:: Exercise prompt ::
Find and return each line containing "ORDENS".

[Part of a data file]
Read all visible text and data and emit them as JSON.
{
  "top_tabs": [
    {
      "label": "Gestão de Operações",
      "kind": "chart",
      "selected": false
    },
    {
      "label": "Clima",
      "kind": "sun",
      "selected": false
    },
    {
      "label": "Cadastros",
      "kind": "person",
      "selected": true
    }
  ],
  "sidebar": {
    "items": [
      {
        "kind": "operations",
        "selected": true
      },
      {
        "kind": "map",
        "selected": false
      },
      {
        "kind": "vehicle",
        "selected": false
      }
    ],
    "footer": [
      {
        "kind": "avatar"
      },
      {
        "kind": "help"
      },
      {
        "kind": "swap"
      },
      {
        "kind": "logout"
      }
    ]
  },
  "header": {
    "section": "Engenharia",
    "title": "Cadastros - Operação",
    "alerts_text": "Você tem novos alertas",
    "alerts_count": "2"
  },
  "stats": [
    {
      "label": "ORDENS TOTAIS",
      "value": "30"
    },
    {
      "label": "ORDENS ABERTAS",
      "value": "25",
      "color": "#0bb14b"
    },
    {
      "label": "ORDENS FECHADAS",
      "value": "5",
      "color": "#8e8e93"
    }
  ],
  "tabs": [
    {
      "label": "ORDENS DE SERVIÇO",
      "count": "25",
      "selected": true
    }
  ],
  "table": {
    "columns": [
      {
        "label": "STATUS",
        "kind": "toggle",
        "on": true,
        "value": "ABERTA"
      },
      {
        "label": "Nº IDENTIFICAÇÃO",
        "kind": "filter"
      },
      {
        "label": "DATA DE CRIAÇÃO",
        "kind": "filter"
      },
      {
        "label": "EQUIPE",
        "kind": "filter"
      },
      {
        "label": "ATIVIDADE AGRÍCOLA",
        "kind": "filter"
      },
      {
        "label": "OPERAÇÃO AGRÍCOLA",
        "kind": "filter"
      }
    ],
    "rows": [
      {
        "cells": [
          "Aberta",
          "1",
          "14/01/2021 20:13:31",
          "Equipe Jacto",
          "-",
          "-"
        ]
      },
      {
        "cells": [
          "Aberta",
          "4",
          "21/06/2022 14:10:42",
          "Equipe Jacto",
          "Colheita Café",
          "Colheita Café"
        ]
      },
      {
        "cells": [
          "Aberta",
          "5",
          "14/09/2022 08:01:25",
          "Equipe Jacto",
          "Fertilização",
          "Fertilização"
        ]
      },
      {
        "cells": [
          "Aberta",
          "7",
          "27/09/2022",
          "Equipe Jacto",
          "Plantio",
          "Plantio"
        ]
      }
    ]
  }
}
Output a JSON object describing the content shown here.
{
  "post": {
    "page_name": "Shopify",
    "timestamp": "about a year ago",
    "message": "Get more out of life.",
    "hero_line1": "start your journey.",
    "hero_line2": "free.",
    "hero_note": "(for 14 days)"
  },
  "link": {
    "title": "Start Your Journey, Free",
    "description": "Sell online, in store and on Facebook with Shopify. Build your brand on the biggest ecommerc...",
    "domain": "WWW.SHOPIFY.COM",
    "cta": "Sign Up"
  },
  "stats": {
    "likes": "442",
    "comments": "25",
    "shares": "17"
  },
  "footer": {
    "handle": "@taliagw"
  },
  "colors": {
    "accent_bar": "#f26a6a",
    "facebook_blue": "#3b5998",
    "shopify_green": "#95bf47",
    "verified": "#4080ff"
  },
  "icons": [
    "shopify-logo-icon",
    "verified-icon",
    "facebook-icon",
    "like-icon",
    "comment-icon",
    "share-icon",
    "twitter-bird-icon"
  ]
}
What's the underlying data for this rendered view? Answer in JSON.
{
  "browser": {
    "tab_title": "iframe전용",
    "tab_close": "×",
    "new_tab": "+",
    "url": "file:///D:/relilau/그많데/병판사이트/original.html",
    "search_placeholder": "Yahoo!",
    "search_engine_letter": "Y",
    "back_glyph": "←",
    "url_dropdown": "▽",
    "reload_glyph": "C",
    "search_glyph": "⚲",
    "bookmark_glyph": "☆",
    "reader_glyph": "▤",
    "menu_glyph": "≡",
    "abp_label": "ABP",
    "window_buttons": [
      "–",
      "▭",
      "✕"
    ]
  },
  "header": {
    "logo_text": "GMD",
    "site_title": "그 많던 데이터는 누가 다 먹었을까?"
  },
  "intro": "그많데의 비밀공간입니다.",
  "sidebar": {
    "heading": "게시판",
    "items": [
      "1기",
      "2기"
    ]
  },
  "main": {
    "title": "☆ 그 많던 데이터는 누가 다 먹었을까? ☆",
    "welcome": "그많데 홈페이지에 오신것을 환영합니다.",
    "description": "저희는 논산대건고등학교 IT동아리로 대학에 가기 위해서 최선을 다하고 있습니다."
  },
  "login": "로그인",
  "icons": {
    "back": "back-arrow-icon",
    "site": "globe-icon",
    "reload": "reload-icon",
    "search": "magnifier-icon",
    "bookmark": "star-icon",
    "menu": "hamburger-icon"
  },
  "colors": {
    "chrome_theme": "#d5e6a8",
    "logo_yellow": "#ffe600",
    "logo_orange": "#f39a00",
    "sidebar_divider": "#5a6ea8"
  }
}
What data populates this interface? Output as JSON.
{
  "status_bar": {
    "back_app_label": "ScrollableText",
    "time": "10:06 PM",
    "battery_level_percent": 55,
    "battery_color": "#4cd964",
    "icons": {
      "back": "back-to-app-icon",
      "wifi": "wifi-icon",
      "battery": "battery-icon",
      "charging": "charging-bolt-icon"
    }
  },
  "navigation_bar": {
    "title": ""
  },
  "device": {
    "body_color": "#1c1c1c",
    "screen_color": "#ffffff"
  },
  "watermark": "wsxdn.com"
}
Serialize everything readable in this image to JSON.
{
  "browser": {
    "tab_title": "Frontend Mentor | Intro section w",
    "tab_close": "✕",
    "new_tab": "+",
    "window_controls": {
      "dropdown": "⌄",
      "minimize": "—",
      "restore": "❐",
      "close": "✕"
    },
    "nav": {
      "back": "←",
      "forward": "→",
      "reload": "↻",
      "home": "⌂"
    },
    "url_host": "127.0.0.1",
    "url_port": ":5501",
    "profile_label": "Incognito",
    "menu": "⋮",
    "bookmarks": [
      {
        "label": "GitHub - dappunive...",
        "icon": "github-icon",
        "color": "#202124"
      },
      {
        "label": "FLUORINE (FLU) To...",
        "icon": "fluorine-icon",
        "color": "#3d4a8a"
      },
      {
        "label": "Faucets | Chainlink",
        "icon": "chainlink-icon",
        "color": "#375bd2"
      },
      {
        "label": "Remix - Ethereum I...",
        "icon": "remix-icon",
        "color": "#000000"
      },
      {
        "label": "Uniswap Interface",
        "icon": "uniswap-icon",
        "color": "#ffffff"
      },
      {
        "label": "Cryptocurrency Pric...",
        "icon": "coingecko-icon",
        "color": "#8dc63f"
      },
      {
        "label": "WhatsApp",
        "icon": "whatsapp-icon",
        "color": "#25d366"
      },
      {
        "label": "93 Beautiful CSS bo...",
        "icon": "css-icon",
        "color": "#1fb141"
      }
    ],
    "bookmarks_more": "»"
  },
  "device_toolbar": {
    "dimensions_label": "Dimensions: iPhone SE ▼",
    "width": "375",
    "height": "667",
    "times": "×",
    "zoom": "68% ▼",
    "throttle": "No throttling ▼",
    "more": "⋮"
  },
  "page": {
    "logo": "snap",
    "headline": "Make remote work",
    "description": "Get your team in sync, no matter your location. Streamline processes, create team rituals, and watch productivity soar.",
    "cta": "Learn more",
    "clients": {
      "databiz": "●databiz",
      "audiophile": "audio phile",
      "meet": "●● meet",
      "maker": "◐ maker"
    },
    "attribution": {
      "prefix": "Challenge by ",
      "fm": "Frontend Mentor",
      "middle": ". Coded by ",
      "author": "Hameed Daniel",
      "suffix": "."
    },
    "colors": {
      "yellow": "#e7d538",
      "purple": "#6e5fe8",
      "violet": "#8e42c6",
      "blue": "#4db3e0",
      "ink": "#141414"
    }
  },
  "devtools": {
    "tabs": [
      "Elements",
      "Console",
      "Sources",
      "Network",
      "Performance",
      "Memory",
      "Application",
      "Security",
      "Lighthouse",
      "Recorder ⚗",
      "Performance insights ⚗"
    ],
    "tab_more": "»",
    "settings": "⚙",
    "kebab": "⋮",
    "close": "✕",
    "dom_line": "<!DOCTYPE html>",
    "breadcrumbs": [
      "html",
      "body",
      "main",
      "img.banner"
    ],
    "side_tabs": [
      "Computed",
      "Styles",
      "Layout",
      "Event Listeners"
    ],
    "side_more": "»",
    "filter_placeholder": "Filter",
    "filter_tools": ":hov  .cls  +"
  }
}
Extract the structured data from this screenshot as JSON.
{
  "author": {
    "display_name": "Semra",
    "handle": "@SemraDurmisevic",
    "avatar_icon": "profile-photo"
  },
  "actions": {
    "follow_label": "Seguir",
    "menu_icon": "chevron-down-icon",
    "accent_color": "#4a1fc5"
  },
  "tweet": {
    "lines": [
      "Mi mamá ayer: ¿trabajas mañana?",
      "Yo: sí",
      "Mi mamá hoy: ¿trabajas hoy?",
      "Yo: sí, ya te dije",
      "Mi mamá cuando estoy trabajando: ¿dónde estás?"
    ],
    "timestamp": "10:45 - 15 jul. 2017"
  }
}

:: Solution to the exercise ::
      "label": "ORDENS TOTAIS",
      "label": "ORDENS ABERTAS",
      "label": "ORDENS FECHADAS",
      "label": "ORDENS DE SERVIÇO",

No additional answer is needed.